Information supplied:

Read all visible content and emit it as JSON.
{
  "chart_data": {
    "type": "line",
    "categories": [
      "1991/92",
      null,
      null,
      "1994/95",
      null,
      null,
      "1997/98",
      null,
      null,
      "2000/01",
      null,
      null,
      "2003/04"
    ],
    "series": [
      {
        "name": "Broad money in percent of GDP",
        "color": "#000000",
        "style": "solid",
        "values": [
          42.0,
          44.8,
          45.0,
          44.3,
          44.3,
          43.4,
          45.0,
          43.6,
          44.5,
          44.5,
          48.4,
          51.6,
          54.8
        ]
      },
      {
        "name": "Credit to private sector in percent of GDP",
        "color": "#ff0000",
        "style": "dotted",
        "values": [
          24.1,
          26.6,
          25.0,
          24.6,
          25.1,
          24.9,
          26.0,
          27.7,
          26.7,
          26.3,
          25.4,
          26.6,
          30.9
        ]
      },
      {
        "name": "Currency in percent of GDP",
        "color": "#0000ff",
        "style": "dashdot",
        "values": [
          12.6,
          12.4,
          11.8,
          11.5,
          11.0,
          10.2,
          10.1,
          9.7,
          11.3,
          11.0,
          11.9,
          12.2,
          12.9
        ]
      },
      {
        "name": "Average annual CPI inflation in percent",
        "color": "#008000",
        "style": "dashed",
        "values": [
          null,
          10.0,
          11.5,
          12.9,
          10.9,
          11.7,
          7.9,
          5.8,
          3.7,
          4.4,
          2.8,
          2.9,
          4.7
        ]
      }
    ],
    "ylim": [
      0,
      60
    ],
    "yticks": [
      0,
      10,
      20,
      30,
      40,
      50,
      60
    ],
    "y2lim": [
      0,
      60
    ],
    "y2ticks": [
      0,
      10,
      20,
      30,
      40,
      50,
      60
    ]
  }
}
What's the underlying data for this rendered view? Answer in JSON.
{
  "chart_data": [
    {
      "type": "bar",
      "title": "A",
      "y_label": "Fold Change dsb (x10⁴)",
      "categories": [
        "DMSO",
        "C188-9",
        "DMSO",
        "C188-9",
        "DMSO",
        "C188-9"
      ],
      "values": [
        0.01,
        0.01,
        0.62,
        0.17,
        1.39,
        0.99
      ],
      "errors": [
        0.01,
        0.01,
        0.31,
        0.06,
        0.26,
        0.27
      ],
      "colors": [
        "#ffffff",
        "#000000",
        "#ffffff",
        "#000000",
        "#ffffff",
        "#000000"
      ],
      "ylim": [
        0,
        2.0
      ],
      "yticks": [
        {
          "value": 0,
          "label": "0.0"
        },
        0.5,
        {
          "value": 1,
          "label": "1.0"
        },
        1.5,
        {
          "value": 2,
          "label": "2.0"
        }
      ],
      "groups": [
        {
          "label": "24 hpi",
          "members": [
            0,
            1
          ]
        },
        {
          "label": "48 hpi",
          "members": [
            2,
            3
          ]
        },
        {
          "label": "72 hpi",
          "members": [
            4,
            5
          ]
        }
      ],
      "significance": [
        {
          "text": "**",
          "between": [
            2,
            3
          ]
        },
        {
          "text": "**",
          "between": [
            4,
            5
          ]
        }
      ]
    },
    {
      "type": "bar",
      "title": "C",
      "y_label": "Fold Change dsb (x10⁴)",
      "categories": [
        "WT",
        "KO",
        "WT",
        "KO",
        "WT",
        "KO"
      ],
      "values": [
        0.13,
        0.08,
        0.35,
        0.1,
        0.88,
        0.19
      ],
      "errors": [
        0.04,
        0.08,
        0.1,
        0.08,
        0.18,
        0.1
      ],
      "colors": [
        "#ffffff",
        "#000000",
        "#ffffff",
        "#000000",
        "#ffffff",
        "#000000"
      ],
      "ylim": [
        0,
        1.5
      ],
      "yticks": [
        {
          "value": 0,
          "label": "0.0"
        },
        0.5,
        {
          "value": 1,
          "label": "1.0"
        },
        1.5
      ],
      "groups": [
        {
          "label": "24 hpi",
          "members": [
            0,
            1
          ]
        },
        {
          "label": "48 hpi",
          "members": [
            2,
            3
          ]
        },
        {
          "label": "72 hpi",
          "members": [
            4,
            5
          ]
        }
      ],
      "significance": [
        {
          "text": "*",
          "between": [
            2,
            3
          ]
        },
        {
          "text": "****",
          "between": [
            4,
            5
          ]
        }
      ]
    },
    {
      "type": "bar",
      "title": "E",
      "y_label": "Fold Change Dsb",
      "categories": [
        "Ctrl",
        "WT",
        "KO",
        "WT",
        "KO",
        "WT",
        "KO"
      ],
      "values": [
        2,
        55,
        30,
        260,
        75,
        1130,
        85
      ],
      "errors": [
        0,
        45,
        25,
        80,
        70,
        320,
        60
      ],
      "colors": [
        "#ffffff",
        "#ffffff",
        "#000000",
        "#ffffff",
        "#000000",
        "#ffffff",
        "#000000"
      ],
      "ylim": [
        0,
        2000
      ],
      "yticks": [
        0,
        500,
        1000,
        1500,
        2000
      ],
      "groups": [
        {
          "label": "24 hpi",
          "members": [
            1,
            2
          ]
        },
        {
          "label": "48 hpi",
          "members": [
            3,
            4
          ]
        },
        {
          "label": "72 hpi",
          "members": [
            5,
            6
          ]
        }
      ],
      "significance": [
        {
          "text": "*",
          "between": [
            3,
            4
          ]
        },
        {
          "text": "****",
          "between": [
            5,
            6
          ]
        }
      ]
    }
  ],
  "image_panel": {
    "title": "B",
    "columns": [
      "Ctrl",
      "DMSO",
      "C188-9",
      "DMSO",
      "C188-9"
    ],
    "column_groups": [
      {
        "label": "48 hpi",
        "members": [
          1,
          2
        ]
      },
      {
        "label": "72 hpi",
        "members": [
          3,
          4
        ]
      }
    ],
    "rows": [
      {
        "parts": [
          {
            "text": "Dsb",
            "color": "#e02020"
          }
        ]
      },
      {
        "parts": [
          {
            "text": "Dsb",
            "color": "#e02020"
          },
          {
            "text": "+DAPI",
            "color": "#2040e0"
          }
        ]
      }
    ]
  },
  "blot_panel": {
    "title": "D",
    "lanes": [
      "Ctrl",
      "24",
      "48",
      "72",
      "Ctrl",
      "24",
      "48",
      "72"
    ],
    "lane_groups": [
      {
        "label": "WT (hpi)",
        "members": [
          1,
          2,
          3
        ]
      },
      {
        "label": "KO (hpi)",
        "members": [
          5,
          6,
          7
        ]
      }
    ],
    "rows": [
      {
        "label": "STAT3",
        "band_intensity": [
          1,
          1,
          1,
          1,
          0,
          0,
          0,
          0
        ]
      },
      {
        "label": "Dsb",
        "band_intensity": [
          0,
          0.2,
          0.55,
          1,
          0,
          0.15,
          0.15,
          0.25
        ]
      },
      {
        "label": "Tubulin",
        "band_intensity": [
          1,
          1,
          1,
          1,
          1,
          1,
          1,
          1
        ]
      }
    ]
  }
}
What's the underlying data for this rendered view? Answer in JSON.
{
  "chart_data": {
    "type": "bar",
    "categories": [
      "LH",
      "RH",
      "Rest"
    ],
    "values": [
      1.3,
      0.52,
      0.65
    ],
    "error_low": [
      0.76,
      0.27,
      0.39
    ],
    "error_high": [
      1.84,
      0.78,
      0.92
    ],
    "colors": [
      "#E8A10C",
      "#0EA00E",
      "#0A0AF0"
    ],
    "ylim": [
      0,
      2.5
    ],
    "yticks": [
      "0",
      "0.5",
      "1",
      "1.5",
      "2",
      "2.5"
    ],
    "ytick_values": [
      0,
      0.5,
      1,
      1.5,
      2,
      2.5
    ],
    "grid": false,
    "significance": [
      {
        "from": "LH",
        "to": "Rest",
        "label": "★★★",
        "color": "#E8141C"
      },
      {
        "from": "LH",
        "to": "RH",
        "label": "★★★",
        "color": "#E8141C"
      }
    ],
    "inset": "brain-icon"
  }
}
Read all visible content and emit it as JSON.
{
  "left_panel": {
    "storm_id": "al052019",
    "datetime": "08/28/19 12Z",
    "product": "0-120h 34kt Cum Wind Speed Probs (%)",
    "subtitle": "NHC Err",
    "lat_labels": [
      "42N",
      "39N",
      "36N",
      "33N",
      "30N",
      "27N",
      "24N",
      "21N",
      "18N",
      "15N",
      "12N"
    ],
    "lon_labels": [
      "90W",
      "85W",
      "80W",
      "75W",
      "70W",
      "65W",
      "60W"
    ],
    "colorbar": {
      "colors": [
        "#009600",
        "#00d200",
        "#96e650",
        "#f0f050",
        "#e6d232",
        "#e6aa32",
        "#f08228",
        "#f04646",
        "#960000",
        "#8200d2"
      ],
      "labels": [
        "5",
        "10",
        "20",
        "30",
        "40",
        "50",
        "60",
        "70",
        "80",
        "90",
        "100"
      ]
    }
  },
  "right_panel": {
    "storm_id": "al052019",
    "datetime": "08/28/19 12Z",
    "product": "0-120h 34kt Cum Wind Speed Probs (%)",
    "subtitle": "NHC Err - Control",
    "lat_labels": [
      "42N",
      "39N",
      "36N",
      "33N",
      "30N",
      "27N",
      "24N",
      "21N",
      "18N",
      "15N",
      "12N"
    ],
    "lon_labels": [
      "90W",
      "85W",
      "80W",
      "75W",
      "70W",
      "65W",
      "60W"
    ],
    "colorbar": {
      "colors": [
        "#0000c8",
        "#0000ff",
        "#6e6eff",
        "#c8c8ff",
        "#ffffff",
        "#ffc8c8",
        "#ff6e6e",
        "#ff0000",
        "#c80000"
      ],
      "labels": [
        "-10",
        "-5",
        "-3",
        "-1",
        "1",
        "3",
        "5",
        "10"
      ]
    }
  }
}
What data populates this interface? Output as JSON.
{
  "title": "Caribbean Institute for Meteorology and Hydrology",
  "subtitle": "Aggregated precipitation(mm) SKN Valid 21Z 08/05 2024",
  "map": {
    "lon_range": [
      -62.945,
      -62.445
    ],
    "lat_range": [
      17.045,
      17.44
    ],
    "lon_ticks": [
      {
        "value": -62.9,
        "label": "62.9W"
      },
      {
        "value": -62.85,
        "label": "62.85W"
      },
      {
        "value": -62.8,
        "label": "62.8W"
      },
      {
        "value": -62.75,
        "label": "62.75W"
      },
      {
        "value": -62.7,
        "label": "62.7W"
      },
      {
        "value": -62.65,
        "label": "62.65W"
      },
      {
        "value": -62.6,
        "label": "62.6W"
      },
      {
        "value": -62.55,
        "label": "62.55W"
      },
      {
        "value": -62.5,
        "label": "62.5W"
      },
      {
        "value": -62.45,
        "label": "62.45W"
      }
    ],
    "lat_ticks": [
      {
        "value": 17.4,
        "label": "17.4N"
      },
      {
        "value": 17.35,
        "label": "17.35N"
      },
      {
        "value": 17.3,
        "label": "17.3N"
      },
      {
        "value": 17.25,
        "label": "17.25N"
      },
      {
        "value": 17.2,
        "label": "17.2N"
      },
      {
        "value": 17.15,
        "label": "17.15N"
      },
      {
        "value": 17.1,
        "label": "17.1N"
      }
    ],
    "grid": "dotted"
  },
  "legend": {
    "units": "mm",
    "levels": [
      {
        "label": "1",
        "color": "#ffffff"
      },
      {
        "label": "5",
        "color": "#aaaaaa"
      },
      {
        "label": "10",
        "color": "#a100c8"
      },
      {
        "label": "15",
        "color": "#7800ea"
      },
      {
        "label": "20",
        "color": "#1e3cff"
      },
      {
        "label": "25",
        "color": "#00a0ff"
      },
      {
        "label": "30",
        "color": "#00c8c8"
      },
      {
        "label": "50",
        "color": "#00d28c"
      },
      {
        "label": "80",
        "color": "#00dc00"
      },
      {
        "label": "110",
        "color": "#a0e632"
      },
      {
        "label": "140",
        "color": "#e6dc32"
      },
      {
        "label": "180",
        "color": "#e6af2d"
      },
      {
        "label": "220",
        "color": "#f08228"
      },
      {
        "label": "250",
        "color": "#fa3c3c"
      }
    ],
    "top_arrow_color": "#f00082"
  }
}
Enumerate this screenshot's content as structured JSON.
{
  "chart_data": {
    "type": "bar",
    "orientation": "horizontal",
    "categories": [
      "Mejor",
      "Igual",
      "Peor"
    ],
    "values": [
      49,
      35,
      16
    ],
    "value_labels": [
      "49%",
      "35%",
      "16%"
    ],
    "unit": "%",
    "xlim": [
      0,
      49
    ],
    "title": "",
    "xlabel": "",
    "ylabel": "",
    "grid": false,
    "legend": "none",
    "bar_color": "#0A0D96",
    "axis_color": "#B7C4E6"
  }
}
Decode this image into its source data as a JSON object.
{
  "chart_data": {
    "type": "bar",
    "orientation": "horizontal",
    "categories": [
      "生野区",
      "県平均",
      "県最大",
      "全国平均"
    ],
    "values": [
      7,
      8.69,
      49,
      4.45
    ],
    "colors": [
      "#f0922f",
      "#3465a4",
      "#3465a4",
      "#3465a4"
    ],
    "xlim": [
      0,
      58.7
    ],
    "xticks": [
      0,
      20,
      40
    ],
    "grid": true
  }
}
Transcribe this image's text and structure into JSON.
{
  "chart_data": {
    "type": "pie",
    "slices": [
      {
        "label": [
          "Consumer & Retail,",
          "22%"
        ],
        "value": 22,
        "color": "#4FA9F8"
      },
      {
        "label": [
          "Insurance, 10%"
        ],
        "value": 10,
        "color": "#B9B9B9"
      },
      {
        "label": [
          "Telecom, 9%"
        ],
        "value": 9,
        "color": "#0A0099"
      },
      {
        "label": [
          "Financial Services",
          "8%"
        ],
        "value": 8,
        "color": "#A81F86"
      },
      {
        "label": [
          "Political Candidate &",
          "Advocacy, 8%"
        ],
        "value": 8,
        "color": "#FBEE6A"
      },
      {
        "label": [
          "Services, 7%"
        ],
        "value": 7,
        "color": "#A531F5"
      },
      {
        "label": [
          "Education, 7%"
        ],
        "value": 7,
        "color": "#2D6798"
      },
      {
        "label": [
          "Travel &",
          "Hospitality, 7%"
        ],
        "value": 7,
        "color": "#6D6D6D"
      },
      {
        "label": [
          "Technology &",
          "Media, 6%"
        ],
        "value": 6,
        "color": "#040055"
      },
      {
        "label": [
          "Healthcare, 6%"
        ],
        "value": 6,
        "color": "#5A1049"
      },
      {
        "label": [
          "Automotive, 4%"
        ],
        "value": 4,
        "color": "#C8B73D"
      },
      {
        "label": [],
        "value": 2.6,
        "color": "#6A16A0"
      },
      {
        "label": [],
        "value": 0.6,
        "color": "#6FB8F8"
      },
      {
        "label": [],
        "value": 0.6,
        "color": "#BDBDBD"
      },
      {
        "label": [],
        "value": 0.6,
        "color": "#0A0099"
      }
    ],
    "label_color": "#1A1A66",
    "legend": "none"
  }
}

Exercise prompt: Of the lines above, how many include the word "name"? Reply with the number alone.

Output: 4